#### [Instructions for the task]
Filter these entries so that only lines with the word "Export" remain.

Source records
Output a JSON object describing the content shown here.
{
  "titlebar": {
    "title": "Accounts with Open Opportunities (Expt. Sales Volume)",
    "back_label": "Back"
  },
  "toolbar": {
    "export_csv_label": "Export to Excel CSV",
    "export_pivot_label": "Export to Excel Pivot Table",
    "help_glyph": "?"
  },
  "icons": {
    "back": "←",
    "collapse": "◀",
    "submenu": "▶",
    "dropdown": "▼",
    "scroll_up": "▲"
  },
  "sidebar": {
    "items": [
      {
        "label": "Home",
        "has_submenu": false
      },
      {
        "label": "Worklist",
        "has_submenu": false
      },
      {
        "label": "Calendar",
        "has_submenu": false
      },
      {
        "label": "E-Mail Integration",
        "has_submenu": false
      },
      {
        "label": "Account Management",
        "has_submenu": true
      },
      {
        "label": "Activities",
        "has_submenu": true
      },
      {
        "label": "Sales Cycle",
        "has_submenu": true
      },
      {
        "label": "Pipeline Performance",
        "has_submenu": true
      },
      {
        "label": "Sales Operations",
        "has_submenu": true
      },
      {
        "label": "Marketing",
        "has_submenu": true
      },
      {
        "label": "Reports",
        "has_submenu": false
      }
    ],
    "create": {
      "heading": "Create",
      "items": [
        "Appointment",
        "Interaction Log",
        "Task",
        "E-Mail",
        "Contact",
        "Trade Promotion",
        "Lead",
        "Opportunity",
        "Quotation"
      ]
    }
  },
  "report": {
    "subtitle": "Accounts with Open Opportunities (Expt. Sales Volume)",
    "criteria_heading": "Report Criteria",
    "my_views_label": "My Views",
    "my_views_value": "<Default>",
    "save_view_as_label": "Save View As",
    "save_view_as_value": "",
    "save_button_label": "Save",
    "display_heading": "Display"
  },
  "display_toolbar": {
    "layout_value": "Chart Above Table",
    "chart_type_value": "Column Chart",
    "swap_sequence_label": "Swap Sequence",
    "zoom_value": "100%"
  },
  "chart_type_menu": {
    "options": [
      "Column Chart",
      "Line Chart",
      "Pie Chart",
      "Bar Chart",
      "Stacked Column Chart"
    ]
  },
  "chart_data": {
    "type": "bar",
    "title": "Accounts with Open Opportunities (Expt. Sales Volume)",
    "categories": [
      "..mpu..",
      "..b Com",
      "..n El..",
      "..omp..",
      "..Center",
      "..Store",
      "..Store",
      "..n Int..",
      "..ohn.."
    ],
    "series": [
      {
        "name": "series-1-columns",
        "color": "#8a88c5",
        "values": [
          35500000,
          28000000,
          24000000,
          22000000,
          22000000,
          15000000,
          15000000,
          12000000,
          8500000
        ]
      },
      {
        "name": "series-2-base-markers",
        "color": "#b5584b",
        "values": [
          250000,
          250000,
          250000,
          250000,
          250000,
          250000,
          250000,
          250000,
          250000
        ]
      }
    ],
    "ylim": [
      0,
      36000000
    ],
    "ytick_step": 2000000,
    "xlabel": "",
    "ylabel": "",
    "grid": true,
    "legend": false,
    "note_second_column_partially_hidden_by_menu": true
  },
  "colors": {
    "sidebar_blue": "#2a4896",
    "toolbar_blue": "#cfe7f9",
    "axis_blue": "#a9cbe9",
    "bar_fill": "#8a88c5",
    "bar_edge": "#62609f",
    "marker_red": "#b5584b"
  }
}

#### [Final result]
    "export_csv_label": "Export to Excel CSV",
    "export_pivot_label": "Export to Excel Pivot Table",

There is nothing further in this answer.